### Task instructions:
Keep the images out and copy every entry below exactly.
========================================================================
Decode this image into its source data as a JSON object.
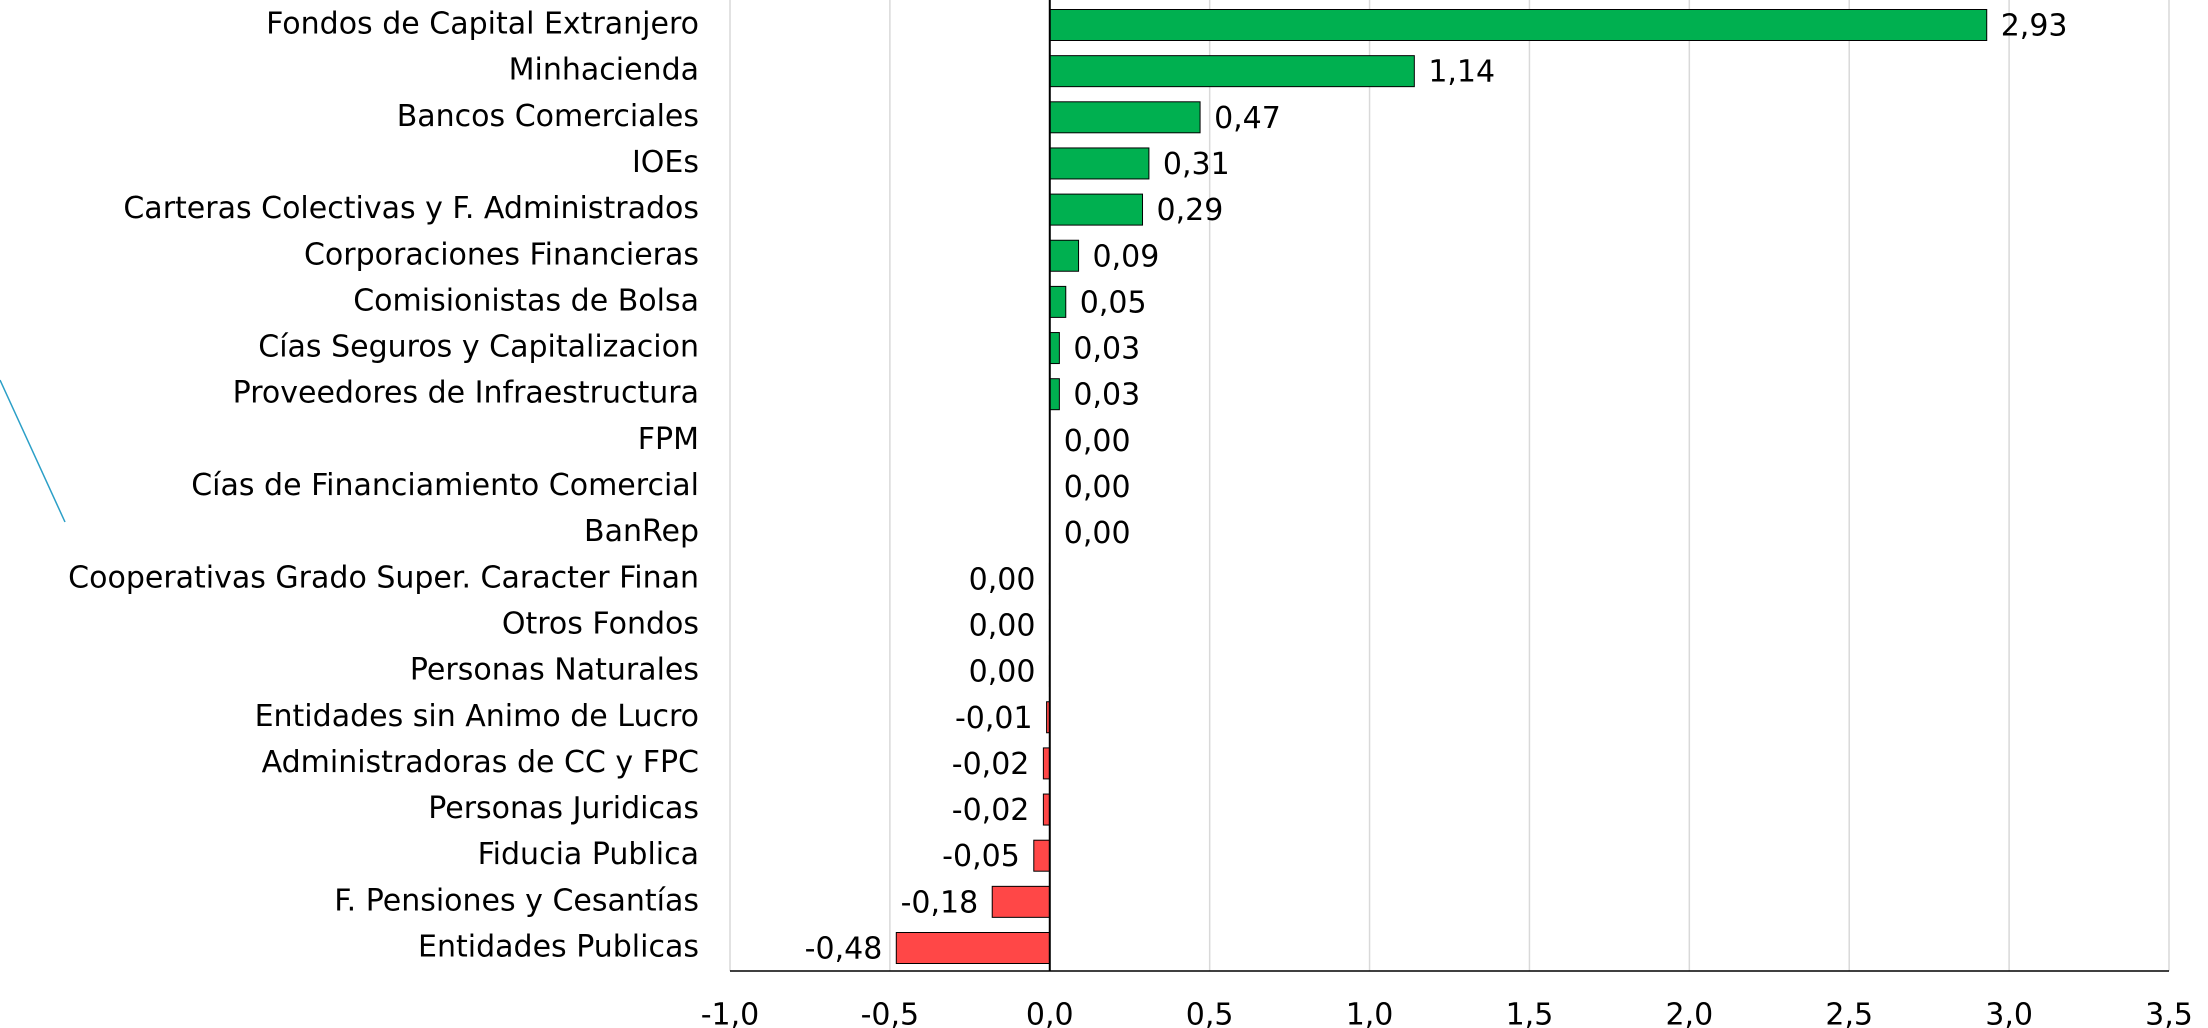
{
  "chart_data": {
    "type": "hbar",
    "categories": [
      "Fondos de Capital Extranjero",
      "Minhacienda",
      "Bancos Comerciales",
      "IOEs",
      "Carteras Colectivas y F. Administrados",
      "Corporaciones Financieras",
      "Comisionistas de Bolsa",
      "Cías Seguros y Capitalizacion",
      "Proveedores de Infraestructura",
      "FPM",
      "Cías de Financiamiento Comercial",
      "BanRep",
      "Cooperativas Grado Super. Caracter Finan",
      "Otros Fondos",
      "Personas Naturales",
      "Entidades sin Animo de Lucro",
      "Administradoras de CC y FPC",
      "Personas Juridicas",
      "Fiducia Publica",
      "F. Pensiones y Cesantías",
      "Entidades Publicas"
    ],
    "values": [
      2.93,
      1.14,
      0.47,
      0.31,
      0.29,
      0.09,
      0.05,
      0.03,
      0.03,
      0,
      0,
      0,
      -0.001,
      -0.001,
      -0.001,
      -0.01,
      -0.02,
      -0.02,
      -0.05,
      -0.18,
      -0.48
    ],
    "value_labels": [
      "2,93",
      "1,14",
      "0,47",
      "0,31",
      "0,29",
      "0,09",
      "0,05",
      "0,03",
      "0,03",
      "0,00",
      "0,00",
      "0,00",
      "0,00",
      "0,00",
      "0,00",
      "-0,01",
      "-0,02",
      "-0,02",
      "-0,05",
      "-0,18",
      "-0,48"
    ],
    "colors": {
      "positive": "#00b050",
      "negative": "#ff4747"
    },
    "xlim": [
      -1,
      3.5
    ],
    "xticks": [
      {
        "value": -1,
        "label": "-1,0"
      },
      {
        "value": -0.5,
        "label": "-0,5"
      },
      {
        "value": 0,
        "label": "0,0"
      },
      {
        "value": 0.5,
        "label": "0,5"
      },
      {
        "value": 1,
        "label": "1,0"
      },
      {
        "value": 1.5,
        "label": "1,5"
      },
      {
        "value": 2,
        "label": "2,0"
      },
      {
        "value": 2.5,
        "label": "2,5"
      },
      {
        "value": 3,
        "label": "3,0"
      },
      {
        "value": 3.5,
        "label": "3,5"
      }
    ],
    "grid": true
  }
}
========================================================================
### Exercise result:
Decode this image into its source data as a JSON object.
{
  "chart_data": {
    "type": "hbar",
    "categories": [
      "Fondos de Capital Extranjero",
      "Minhacienda",
      "Bancos Comerciales",
      "IOEs",
      "Carteras Colectivas y F. Administrados",
      "Corporaciones Financieras",
      "Comisionistas de Bolsa",
      "Cías Seguros y Capitalizacion",
      "Proveedores de Infraestructura",
      "FPM",
      "Cías de Financiamiento Comercial",
      "BanRep",
      "Cooperativas Grado Super. Caracter Finan",
      "Otros Fondos",
      "Personas Naturales",
      "Entidades sin Animo de Lucro",
      "Administradoras de CC y FPC",
      "Personas Juridicas",
      "Fiducia Publica",
      "F. Pensiones y Cesantías",
      "Entidades Publicas"
    ],
    "values": [
      2.93,
      1.14,
      0.47,
      0.31,
      0.29,
      0.09,
      0.05,
      0.03,
      0.03,
      0,
      0,
      0,
      -0.001,
      -0.001,
      -0.001,
      -0.01,
      -0.02,
      -0.02,
      -0.05,
      -0.18,
      -0.48
    ],
    "value_labels": [
      "2,93",
      "1,14",
      "0,47",
      "0,31",
      "0,29",
      "0,09",
      "0,05",
      "0,03",
      "0,03",
      "0,00",
      "0,00",
      "0,00",
      "0,00",
      "0,00",
      "0,00",
      "-0,01",
      "-0,02",
      "-0,02",
      "-0,05",
      "-0,18",
      "-0,48"
    ],
    "colors": {
      "positive": "#00b050",
      "negative": "#ff4747"
    },
    "xlim": [
      -1,
      3.5
    ],
    "xticks": [
      {
        "value": -1,
        "label": "-1,0"
      },
      {
        "value": -0.5,
        "label": "-0,5"
      },
      {
        "value": 0,
        "label": "0,0"
      },
      {
        "value": 0.5,
        "label": "0,5"
      },
      {
        "value": 1,
        "label": "1,0"
      },
      {
        "value": 1.5,
        "label": "1,5"
      },
      {
        "value": 2,
        "label": "2,0"
      },
      {
        "value": 2.5,
        "label": "2,5"
      },
      {
        "value": 3,
        "label": "3,0"
      },
      {
        "value": 3.5,
        "label": "3,5"
      }
    ],
    "grid": true
  }
}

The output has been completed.